STATED GOAL:
Restate every entry word for word.

DATA ENTRIES:
>>>>>

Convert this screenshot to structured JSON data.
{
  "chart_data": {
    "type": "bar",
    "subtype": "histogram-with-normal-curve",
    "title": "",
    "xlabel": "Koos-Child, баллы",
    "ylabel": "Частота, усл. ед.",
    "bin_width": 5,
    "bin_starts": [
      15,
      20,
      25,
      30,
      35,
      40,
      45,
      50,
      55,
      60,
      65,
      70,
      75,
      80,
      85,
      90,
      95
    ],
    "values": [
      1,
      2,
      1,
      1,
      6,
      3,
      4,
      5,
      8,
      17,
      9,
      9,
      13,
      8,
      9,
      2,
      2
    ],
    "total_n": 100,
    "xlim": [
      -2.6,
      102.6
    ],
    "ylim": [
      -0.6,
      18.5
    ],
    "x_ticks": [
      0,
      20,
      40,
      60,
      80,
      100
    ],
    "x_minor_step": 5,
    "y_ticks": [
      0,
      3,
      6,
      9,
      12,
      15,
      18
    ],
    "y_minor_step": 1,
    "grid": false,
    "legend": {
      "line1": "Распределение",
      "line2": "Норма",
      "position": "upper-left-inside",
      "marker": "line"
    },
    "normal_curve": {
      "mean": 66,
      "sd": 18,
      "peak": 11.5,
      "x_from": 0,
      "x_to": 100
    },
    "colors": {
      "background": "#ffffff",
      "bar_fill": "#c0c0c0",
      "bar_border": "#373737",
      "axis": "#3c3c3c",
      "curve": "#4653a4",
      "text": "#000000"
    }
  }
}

<<<<<

COMPLETED TASK:
Convert this screenshot to structured JSON data.
{
  "chart_data": {
    "type": "bar",
    "subtype": "histogram-with-normal-curve",
    "title": "",
    "xlabel": "Koos-Child, баллы",
    "ylabel": "Частота, усл. ед.",
    "bin_width": 5,
    "bin_starts": [
      15,
      20,
      25,
      30,
      35,
      40,
      45,
      50,
      55,
      60,
      65,
      70,
      75,
      80,
      85,
      90,
      95
    ],
    "values": [
      1,
      2,
      1,
      1,
      6,
      3,
      4,
      5,
      8,
      17,
      9,
      9,
      13,
      8,
      9,
      2,
      2
    ],
    "total_n": 100,
    "xlim": [
      -2.6,
      102.6
    ],
    "ylim": [
      -0.6,
      18.5
    ],
    "x_ticks": [
      0,
      20,
      40,
      60,
      80,
      100
    ],
    "x_minor_step": 5,
    "y_ticks": [
      0,
      3,
      6,
      9,
      12,
      15,
      18
    ],
    "y_minor_step": 1,
    "grid": false,
    "legend": {
      "line1": "Распределение",
      "line2": "Норма",
      "position": "upper-left-inside",
      "marker": "line"
    },
    "normal_curve": {
      "mean": 66,
      "sd": 18,
      "peak": 11.5,
      "x_from": 0,
      "x_to": 100
    },
    "colors": {
      "background": "#ffffff",
      "bar_fill": "#c0c0c0",
      "bar_border": "#373737",
      "axis": "#3c3c3c",
      "curve": "#4653a4",
      "text": "#000000"
    }
  }
}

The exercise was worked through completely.